(Lines of data)

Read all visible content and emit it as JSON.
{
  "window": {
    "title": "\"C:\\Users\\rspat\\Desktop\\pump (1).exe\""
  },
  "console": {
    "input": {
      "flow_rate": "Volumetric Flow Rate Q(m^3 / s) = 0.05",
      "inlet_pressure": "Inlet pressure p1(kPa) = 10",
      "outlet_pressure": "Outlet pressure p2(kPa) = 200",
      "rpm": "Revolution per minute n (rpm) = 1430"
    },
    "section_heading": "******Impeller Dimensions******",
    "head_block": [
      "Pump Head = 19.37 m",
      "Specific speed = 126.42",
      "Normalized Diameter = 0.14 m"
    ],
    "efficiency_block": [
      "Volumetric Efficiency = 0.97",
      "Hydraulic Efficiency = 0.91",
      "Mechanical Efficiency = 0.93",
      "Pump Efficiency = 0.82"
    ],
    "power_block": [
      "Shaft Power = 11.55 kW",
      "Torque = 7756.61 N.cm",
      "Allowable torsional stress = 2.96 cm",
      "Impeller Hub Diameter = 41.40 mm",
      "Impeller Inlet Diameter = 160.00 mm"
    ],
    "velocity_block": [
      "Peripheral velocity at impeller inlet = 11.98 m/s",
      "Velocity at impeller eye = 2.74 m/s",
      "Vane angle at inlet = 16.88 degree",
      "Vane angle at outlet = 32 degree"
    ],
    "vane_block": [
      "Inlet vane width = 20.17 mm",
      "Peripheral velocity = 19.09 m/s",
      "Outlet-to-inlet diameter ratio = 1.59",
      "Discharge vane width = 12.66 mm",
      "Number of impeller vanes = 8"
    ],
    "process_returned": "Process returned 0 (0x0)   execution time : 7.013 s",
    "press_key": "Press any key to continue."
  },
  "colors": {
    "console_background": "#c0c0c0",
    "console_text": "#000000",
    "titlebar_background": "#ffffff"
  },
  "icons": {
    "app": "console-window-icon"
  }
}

...

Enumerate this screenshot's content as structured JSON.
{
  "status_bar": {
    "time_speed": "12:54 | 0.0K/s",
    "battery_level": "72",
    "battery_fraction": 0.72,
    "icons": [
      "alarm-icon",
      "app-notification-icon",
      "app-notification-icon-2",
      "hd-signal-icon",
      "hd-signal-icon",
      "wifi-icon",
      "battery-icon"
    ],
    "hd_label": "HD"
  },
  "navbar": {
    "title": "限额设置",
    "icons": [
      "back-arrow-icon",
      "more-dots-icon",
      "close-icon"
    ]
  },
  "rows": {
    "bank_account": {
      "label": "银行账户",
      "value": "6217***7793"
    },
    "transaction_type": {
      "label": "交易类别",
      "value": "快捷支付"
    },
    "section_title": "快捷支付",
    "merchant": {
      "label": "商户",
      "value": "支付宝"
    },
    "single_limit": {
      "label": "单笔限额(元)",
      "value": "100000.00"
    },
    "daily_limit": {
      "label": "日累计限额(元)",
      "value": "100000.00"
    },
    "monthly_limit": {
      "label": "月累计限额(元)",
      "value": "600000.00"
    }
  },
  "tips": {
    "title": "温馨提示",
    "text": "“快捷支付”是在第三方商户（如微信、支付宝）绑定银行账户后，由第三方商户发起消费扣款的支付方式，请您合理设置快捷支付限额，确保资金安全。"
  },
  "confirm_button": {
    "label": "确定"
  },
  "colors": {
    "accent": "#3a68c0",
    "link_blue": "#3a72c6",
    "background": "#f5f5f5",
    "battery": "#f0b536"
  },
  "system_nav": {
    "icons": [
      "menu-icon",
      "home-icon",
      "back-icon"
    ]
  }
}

* _TASK TO COMPLETE_
From the entries above, extract each line containing "JSON".

* _WRITTEN SOLUTION_
Read all visible content and emit it as JSON.
Enumerate this screenshot's content as structured JSON.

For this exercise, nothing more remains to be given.